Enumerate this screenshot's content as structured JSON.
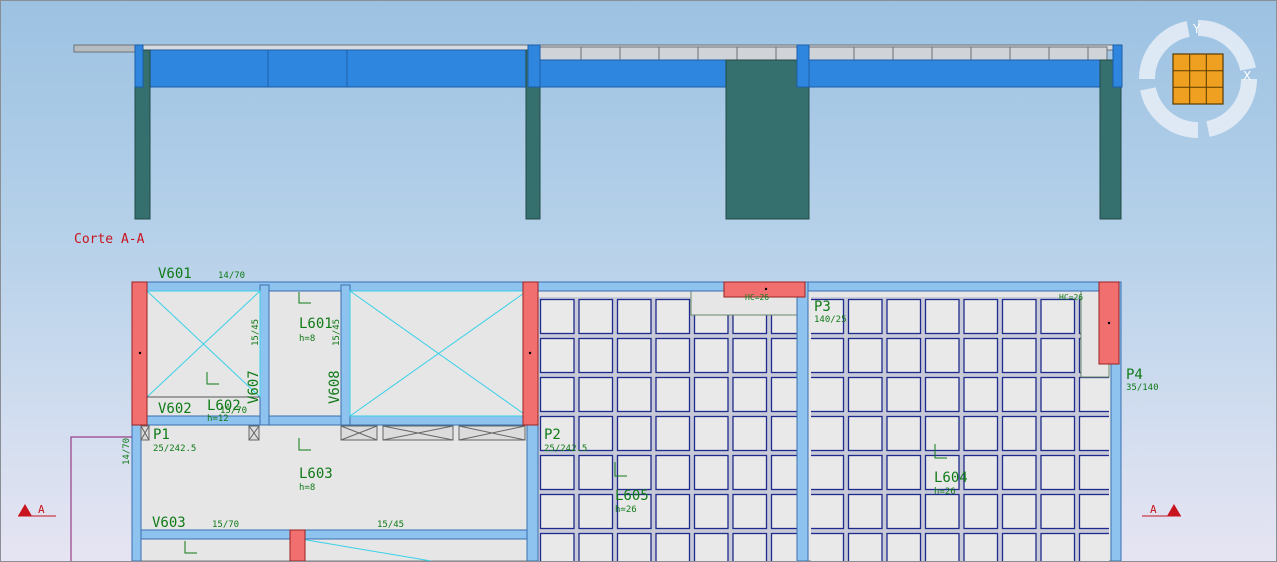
{
  "section": {
    "title": "Corte A-A"
  },
  "cut_marker": {
    "left": "A",
    "right": "A"
  },
  "view_cube": {
    "y_label": "Y",
    "x_label": "X",
    "icon": "view-cube-icon"
  },
  "colors": {
    "beam": "#2f86de",
    "column_section": "#35706e",
    "pillar_plan": "#f26f6f",
    "beam_plan": "#8ec3f0",
    "slab": "#e6e6e6",
    "label": "#0f7a16",
    "cut": "#c8141e",
    "cube": "#f0a020"
  },
  "beams": {
    "v601": {
      "name": "V601",
      "dim": "14/70"
    },
    "v602": {
      "name": "V602"
    },
    "v603": {
      "name": "V603",
      "dim": "15/70",
      "dim2": "15/45"
    },
    "v607": {
      "name": "V607",
      "dim": "15/45"
    },
    "v608": {
      "name": "V608",
      "dim": "15/45"
    },
    "left": {
      "dim": "14/70"
    }
  },
  "slabs": {
    "l601": {
      "name": "L601",
      "h": "h=8"
    },
    "l602": {
      "name": "L602",
      "h": "h=12",
      "dim": "15/70"
    },
    "l603": {
      "name": "L603",
      "h": "h=8"
    },
    "l604": {
      "name": "L604",
      "h": "h=26"
    },
    "l605": {
      "name": "L605",
      "h": "h=26"
    }
  },
  "pillars": {
    "p1": {
      "name": "P1",
      "dim": "25/242.5"
    },
    "p2": {
      "name": "P2",
      "dim": "25/242.5"
    },
    "p3": {
      "name": "P3",
      "dim": "140/25"
    },
    "p4": {
      "name": "P4",
      "dim": "35/140"
    }
  },
  "marks": {
    "hc1": "HC=26",
    "hc2": "HC=26"
  }
}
——————
### AIM
From start to finish, output the listing exactly, but omit its pictures.

### SOLUTION TO THIS EXERCISE
Enumerate this screenshot's content as structured JSON.
{
  "section": {
    "title": "Corte A-A"
  },
  "cut_marker": {
    "left": "A",
    "right": "A"
  },
  "view_cube": {
    "y_label": "Y",
    "x_label": "X",
    "icon": "view-cube-icon"
  },
  "colors": {
    "beam": "#2f86de",
    "column_section": "#35706e",
    "pillar_plan": "#f26f6f",
    "beam_plan": "#8ec3f0",
    "slab": "#e6e6e6",
    "label": "#0f7a16",
    "cut": "#c8141e",
    "cube": "#f0a020"
  },
  "beams": {
    "v601": {
      "name": "V601",
      "dim": "14/70"
    },
    "v602": {
      "name": "V602"
    },
    "v603": {
      "name": "V603",
      "dim": "15/70",
      "dim2": "15/45"
    },
    "v607": {
      "name": "V607",
      "dim": "15/45"
    },
    "v608": {
      "name": "V608",
      "dim": "15/45"
    },
    "left": {
      "dim": "14/70"
    }
  },
  "slabs": {
    "l601": {
      "name": "L601",
      "h": "h=8"
    },
    "l602": {
      "name": "L602",
      "h": "h=12",
      "dim": "15/70"
    },
    "l603": {
      "name": "L603",
      "h": "h=8"
    },
    "l604": {
      "name": "L604",
      "h": "h=26"
    },
    "l605": {
      "name": "L605",
      "h": "h=26"
    }
  },
  "pillars": {
    "p1": {
      "name": "P1",
      "dim": "25/242.5"
    },
    "p2": {
      "name": "P2",
      "dim": "25/242.5"
    },
    "p3": {
      "name": "P3",
      "dim": "140/25"
    },
    "p4": {
      "name": "P4",
      "dim": "35/140"
    }
  },
  "marks": {
    "hc1": "HC=26",
    "hc2": "HC=26"
  }
}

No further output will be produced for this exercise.